* _EXERCISE REQUIREMENTS_
Return each line that holds the word "JSON".

Part of a data file
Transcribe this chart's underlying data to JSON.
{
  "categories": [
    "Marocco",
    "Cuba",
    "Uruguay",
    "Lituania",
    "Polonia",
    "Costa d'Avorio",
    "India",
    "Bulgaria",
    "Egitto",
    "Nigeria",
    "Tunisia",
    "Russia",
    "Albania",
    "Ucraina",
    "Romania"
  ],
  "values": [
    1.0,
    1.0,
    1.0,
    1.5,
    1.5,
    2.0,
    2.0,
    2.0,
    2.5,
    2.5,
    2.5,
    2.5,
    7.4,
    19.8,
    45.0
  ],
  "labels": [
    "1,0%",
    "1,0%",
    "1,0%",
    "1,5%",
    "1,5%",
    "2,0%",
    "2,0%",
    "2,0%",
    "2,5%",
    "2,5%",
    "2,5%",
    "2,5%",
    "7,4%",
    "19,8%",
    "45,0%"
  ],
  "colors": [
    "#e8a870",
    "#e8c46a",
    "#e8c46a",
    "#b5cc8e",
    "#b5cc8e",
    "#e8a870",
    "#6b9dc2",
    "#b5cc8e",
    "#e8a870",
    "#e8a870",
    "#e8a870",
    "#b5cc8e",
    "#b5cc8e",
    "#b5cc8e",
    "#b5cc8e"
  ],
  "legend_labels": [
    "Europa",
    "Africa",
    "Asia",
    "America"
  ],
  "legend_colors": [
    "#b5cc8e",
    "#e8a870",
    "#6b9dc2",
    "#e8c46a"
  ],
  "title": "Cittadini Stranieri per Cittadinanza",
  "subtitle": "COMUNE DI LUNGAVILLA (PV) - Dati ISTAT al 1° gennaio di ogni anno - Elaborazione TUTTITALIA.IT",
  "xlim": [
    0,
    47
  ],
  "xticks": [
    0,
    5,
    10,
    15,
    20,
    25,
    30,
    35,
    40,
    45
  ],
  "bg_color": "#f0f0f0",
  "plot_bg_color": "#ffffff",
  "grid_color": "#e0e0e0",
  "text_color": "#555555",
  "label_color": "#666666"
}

* * *

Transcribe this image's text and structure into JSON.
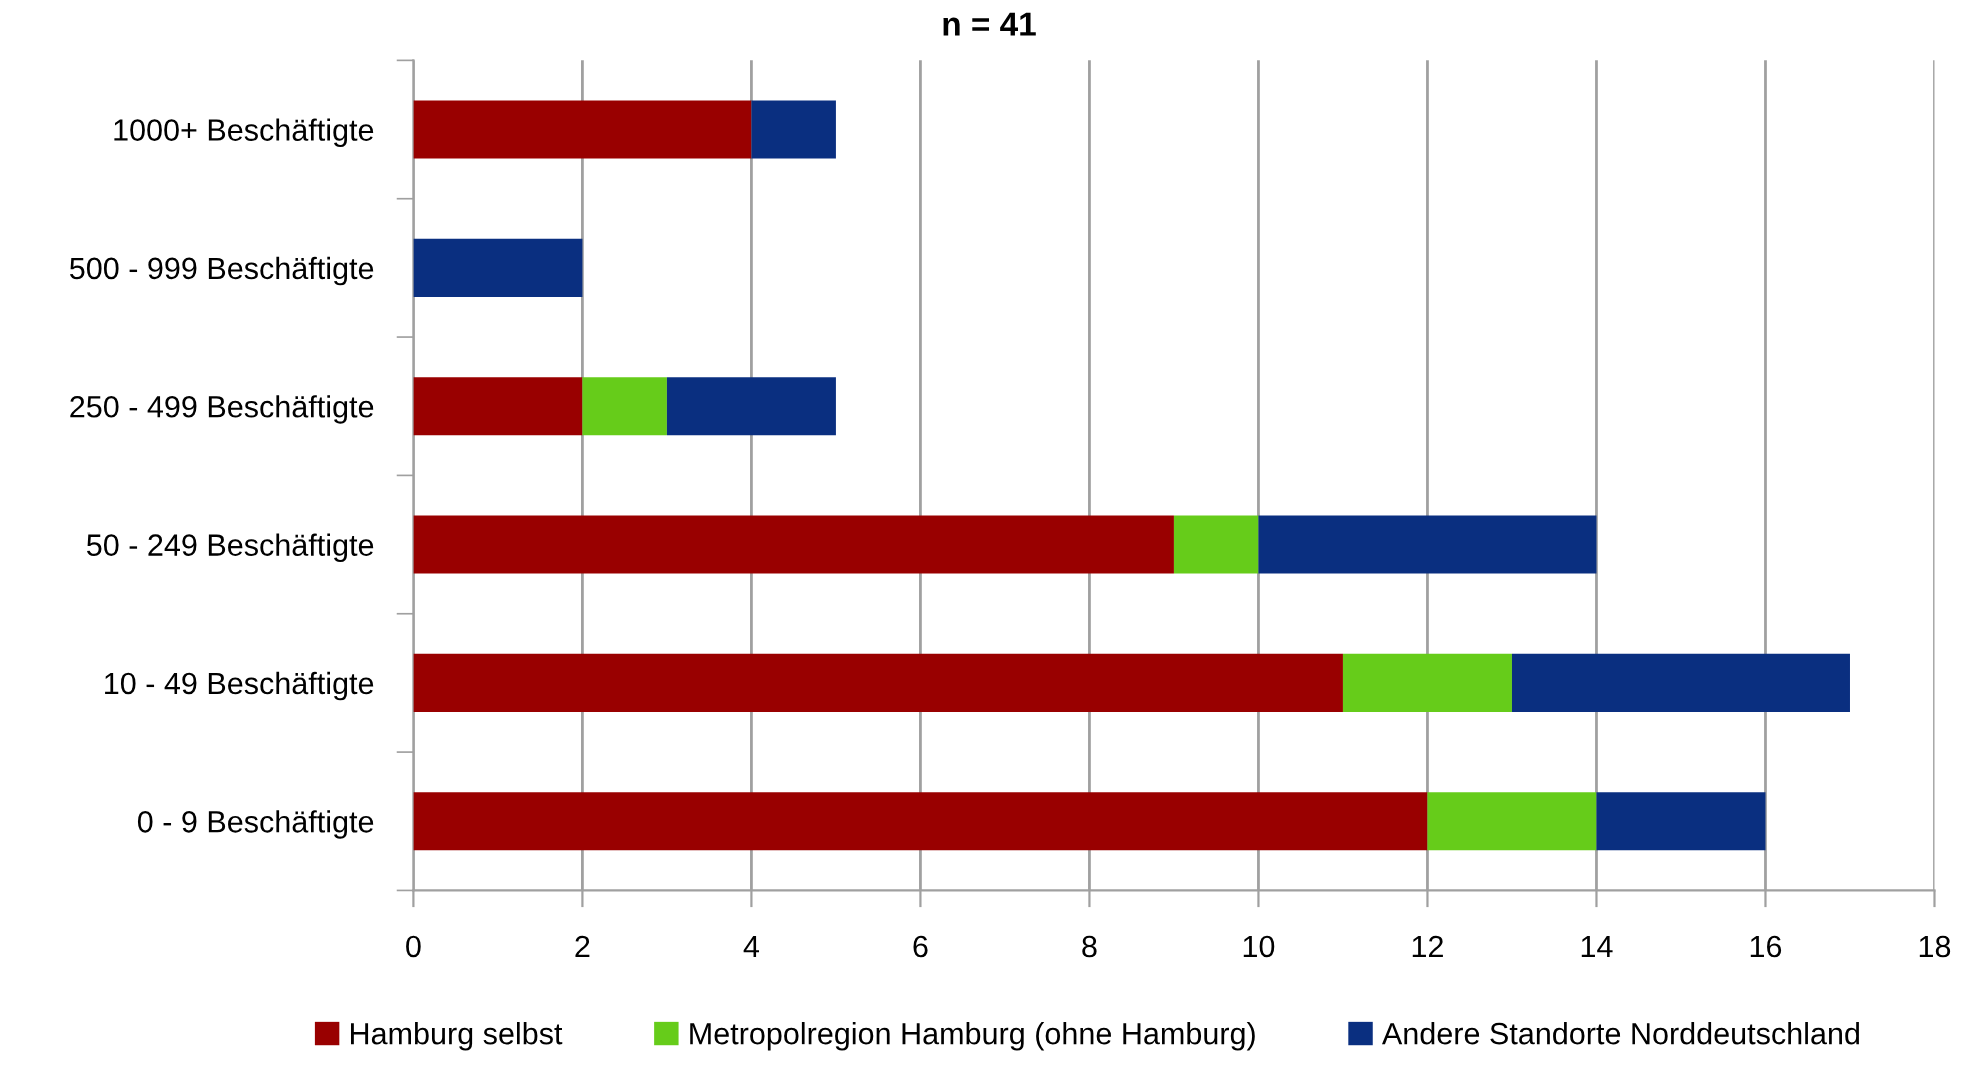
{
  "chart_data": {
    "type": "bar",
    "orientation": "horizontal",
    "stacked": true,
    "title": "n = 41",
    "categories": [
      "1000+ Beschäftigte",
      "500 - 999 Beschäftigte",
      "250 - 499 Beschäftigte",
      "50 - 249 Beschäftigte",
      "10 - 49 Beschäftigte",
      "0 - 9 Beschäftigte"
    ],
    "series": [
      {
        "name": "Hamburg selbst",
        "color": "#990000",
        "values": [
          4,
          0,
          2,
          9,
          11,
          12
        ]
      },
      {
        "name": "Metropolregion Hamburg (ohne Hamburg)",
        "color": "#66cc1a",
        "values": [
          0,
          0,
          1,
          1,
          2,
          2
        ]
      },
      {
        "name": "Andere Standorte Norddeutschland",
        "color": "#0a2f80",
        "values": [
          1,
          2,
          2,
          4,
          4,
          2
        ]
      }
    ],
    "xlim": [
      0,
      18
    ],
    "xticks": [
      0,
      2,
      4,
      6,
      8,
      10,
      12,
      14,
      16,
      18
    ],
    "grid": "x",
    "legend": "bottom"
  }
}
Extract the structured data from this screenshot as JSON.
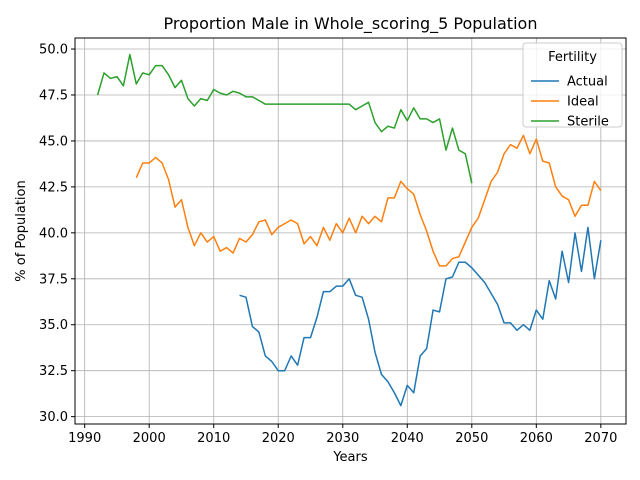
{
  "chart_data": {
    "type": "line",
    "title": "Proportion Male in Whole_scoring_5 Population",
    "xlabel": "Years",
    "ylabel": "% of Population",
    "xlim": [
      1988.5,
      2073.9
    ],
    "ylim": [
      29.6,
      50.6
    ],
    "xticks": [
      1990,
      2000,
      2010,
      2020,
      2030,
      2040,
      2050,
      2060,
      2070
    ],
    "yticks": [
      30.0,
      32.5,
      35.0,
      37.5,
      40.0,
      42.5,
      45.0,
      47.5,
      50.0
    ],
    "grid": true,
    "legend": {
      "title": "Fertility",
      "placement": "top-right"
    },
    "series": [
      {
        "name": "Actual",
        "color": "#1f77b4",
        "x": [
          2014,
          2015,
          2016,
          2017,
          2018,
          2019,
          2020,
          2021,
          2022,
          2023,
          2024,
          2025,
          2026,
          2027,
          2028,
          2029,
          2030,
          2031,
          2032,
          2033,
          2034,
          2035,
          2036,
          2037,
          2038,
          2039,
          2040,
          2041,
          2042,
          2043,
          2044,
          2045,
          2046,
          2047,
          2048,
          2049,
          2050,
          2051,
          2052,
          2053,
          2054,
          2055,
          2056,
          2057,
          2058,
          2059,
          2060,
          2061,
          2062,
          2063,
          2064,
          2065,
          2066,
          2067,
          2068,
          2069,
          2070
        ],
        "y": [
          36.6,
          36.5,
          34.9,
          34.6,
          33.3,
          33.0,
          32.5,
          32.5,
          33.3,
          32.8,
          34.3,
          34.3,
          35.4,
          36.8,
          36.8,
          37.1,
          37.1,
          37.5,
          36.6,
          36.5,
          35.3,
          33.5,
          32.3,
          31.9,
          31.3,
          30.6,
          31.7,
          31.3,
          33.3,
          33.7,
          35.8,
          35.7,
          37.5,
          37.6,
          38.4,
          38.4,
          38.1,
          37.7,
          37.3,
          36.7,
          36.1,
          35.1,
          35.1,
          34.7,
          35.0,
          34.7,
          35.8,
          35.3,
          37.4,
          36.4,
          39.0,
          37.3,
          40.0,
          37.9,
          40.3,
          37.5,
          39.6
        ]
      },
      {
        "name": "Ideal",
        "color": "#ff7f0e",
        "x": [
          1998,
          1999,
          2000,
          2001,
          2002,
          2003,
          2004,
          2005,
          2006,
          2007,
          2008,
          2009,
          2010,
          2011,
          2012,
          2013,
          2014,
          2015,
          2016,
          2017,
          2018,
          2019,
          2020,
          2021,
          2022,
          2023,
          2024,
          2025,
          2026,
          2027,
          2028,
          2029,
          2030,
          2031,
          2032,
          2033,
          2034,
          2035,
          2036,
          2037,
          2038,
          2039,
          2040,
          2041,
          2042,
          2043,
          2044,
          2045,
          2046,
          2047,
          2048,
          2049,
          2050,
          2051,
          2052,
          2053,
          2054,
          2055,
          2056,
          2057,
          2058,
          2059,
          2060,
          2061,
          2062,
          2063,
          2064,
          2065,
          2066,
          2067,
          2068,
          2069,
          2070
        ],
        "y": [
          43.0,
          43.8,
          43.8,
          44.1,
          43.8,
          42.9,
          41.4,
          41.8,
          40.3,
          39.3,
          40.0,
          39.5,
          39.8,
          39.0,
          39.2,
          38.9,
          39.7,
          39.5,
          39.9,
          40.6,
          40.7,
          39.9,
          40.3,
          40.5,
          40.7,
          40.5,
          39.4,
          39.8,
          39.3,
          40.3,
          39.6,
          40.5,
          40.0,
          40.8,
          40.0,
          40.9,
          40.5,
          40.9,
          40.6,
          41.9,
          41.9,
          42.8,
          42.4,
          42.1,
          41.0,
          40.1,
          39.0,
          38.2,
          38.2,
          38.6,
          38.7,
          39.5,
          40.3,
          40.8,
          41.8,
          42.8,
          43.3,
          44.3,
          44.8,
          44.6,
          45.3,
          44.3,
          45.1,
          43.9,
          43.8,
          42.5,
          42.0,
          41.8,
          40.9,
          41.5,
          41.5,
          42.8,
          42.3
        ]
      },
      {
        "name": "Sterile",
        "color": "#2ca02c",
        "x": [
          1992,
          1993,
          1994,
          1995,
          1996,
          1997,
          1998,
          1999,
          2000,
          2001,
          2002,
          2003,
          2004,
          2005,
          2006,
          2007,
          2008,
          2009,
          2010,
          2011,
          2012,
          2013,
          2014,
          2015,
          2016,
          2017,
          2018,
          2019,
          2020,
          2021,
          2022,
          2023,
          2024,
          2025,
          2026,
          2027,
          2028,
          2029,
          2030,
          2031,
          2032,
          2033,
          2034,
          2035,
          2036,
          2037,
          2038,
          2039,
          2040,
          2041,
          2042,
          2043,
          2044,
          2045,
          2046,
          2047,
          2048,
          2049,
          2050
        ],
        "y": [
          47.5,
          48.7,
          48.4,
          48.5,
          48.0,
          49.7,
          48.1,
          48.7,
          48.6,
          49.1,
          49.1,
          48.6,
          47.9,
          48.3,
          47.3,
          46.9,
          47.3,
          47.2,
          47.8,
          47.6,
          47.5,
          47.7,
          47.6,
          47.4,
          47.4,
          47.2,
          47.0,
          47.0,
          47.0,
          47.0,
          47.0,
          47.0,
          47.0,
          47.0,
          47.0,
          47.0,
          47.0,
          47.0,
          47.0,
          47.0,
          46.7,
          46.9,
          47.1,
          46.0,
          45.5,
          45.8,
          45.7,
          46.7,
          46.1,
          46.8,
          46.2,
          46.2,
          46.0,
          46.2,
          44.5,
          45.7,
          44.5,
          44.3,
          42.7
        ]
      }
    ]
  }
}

* _TASK ANSWER_
Transcribe this chart's underlying data to JSON.
Transcribe this image's text and structure into JSON.
Extract the structured data from this screenshot as JSON.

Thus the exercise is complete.